>>>>>

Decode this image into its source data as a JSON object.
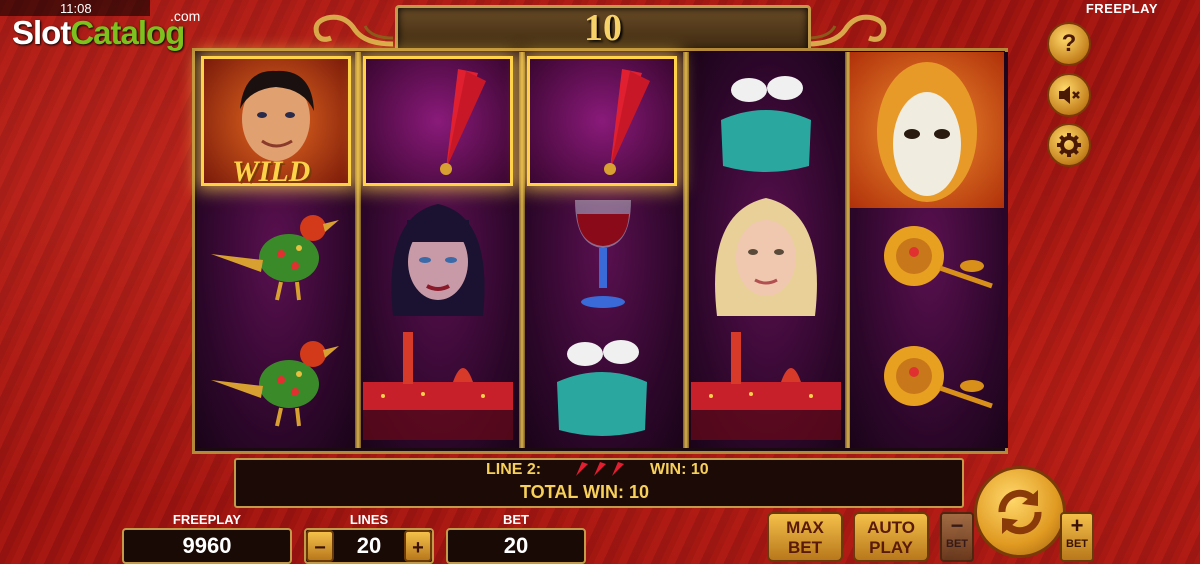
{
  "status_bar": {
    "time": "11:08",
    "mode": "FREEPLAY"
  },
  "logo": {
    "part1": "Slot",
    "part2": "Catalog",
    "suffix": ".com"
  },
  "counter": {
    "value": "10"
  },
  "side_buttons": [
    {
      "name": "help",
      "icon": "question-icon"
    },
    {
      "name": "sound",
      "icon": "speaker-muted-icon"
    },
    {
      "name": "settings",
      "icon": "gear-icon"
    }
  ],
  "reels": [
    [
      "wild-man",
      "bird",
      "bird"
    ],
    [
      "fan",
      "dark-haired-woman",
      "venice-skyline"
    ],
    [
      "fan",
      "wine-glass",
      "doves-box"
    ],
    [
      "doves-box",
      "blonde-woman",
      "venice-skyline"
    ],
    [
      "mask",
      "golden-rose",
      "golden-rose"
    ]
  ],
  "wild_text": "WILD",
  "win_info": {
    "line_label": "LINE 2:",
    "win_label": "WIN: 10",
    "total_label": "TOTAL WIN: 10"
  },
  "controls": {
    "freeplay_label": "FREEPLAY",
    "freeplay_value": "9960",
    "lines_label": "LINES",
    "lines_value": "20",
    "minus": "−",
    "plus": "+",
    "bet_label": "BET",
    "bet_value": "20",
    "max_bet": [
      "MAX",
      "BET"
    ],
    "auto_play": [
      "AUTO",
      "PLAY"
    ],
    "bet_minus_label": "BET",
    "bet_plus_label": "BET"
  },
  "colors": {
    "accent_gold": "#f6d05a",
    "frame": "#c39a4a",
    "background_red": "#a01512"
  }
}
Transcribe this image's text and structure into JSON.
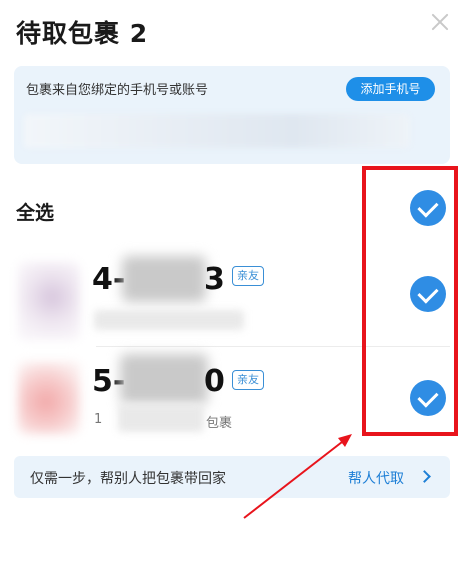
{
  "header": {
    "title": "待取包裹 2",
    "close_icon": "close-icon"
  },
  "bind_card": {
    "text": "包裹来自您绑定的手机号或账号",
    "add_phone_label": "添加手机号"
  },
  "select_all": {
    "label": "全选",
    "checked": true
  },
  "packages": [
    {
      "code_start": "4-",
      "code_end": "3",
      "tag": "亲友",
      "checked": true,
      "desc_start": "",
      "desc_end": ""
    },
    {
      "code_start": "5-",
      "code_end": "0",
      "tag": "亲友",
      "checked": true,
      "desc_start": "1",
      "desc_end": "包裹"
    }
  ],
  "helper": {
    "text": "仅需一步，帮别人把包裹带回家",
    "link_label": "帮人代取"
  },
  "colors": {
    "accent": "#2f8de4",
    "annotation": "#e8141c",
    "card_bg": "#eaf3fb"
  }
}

<<<<<
>>>>>

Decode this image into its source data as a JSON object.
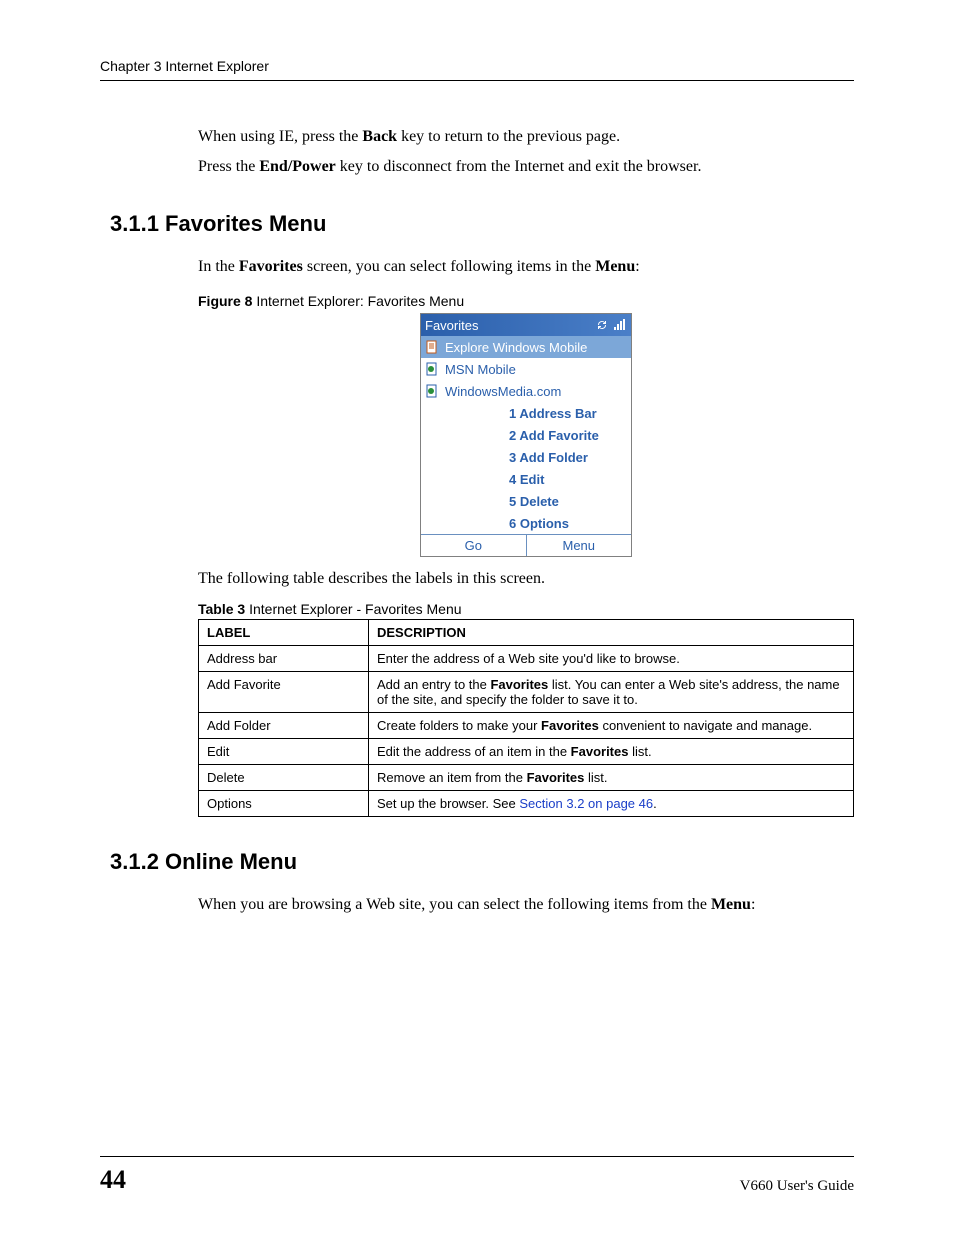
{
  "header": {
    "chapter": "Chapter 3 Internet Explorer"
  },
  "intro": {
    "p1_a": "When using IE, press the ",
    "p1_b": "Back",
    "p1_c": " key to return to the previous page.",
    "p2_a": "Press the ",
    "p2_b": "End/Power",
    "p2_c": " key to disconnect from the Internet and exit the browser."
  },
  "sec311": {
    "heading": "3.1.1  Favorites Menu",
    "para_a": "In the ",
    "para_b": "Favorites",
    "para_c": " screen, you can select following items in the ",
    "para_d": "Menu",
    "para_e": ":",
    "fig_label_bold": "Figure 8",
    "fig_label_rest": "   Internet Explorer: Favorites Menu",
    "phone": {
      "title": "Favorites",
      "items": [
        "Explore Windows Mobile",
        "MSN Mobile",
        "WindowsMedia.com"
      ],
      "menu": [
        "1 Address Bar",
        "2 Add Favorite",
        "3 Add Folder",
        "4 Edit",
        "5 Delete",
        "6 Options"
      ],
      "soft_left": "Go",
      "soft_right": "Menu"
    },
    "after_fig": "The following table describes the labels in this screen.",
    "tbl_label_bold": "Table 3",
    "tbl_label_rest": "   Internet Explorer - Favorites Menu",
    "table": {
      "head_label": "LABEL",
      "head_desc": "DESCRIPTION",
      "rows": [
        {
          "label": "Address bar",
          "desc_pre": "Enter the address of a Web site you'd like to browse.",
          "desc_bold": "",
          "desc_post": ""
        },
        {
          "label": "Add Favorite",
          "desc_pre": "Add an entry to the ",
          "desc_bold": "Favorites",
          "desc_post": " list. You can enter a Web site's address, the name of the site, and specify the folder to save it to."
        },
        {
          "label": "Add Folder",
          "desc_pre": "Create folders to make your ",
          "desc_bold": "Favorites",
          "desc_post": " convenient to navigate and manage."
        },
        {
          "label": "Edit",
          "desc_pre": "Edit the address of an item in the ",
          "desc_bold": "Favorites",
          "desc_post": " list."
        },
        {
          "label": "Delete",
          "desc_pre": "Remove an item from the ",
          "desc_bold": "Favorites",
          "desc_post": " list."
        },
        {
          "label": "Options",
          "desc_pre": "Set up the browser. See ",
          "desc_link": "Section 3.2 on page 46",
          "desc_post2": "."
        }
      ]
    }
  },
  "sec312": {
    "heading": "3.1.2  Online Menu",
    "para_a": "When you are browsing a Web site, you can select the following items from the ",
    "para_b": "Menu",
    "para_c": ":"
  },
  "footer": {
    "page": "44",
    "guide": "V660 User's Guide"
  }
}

<<<<<
>>>>>

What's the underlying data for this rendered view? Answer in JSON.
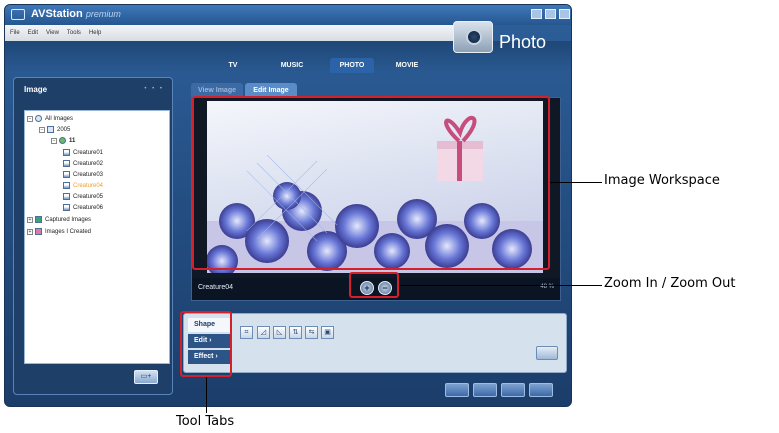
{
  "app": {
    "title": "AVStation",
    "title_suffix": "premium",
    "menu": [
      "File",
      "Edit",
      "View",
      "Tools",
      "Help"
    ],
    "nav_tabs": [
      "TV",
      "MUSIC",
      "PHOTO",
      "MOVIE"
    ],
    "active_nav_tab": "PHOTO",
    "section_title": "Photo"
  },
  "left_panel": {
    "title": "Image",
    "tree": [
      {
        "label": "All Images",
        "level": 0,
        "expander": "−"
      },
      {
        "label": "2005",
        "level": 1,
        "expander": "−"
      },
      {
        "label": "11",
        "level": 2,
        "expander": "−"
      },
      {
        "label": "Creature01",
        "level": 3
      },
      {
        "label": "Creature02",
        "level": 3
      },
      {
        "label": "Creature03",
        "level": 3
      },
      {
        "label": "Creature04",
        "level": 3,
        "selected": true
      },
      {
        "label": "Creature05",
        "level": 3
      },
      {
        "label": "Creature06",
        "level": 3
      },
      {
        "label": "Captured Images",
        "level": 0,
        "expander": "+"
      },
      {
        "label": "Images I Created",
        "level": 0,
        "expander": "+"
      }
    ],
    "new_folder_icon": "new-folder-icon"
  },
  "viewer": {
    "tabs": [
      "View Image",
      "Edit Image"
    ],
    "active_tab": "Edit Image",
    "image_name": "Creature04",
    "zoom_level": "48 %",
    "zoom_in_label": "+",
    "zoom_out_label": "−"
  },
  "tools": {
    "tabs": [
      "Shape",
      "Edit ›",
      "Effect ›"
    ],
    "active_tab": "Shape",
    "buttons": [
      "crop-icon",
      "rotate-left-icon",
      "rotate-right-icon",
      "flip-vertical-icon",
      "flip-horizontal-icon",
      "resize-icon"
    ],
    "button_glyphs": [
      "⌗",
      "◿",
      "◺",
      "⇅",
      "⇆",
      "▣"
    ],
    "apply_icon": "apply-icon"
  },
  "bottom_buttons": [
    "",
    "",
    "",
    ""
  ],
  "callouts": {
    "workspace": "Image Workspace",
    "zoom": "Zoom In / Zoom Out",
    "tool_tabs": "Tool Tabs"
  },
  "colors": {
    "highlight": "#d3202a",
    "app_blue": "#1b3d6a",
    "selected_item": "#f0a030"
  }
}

<<<<<

• Problem: How many of the lines above hold the word "flip"? Give only that number.

• Task answer: 2